- [The exercise]:
Return a copy of every line in the records that includes the word "helpful".

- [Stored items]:
---*---
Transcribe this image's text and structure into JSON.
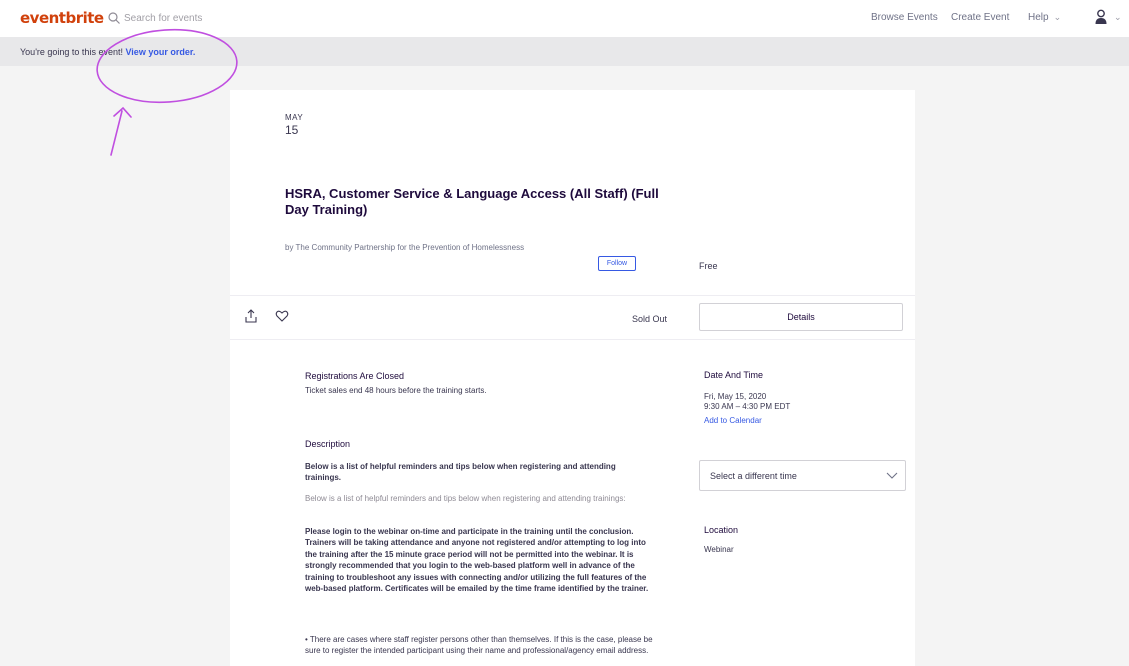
{
  "header": {
    "logo": "eventbrite",
    "search_placeholder": "Search for events",
    "nav": {
      "browse": "Browse Events",
      "create": "Create Event",
      "help": "Help"
    },
    "chevron": "⌄"
  },
  "banner": {
    "text": "You're going to this event! ",
    "link": "View your order."
  },
  "event": {
    "month": "MAY",
    "day": "15",
    "title": "HSRA, Customer Service & Language Access (All Staff) (Full Day Training)",
    "organizer": "by The Community Partnership for the Prevention of Homelessness",
    "follow_label": "Follow",
    "price": "Free"
  },
  "actions": {
    "sold_out": "Sold Out",
    "details_label": "Details"
  },
  "registration": {
    "heading": "Registrations Are Closed",
    "text": "Ticket sales end 48 hours before the training starts."
  },
  "description": {
    "heading": "Description",
    "summary": "Below is a list of helpful reminders and tips below when registering and attending trainings.",
    "summary_repeat": "Below is a list of helpful reminders and tips below when registering and attending trainings:",
    "paragraph": "Please login to the webinar on-time and participate in the training until the conclusion. Trainers will be taking attendance and anyone not registered and/or attempting to log into the training after the 15 minute grace period will not be permitted into the webinar. It is strongly recommended that you login to the web-based platform well in advance of the training to troubleshoot any issues with connecting and/or utilizing the full features of the web-based platform. Certificates will be emailed by the time frame identified by the trainer.",
    "bullet": "• There are cases where staff register persons other than themselves. If this is the case, please be sure to register the intended participant using their name and professional/agency email address."
  },
  "date_time": {
    "heading": "Date And Time",
    "date": "Fri, May 15, 2020",
    "time": "9:30 AM – 4:30 PM EDT",
    "add_calendar": "Add to Calendar",
    "select_label": "Select a different time"
  },
  "location": {
    "heading": "Location",
    "value": "Webinar"
  },
  "colors": {
    "brand": "#d1410c",
    "link": "#3659e3",
    "annotation": "#c04fe0"
  }
}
---*---
- [Full answer]:
    "summary": "Below is a list of helpful reminders and tips below when registering and attending trainings.",
    "summary_repeat": "Below is a list of helpful reminders and tips below when registering and attending trainings:",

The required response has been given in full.